## The records

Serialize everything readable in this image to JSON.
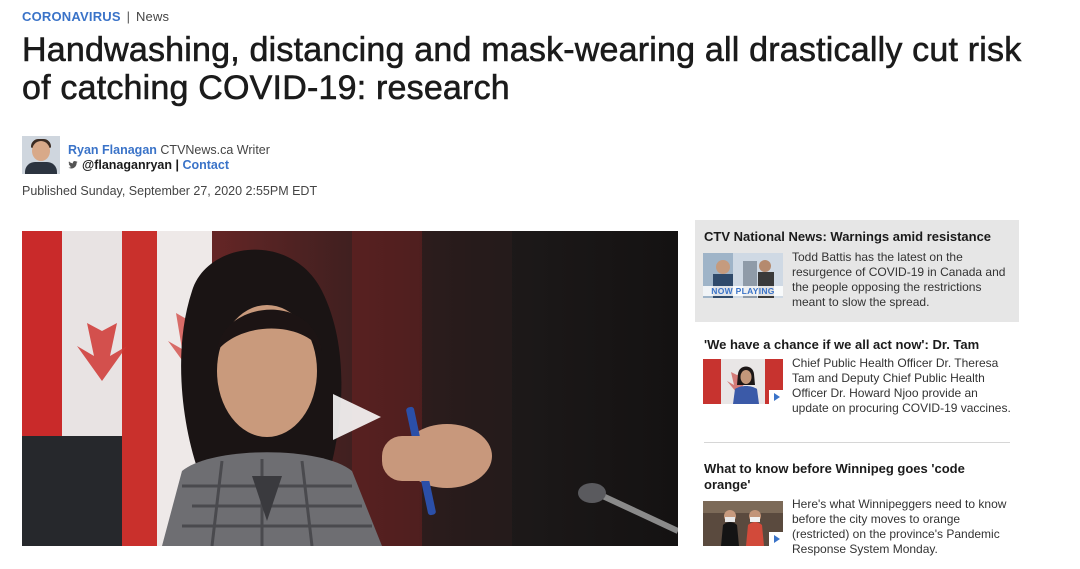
{
  "section": {
    "category": "CORONAVIRUS",
    "separator": "|",
    "subcategory": "News"
  },
  "headline": "Handwashing, distancing and mask-wearing all drastically cut risk of catching COVID-19: research",
  "author": {
    "name": "Ryan Flanagan",
    "role": "CTVNews.ca Writer",
    "twitter": "@flanaganryan",
    "separator": "|",
    "contact": "Contact"
  },
  "published": "Published Sunday, September 27, 2020 2:55PM EDT",
  "icons": {
    "twitter": "twitter-bird-icon",
    "play": "play-icon"
  },
  "colors": {
    "accent": "#3a73c8",
    "now_playing_bg": "#e6e6e6"
  },
  "sidebar": {
    "items": [
      {
        "title": "CTV National News: Warnings amid resistance",
        "description": "Todd Battis has the latest on the resurgence of COVID-19 in Canada and the people opposing the restrictions meant to slow the spread.",
        "badge": "NOW PLAYING"
      },
      {
        "title": "'We have a chance if we all act now': Dr. Tam",
        "description": "Chief Public Health Officer Dr. Theresa Tam and Deputy Chief Public Health Officer Dr. Howard Njoo provide an update on procuring COVID-19 vaccines."
      },
      {
        "title": "What to know before Winnipeg goes 'code orange'",
        "description": "Here's what Winnipeggers need to know before the city moves to orange (restricted) on the province's Pandemic Response System Monday."
      }
    ]
  }
}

## Task statement
Find every line in the records that uses the string "orange", then copy it.

## Your response
        "title": "What to know before Winnipeg goes 'code orange'",
        "description": "Here's what Winnipeggers need to know before the city moves to orange (restricted) on the province's Pandemic Response System Monday."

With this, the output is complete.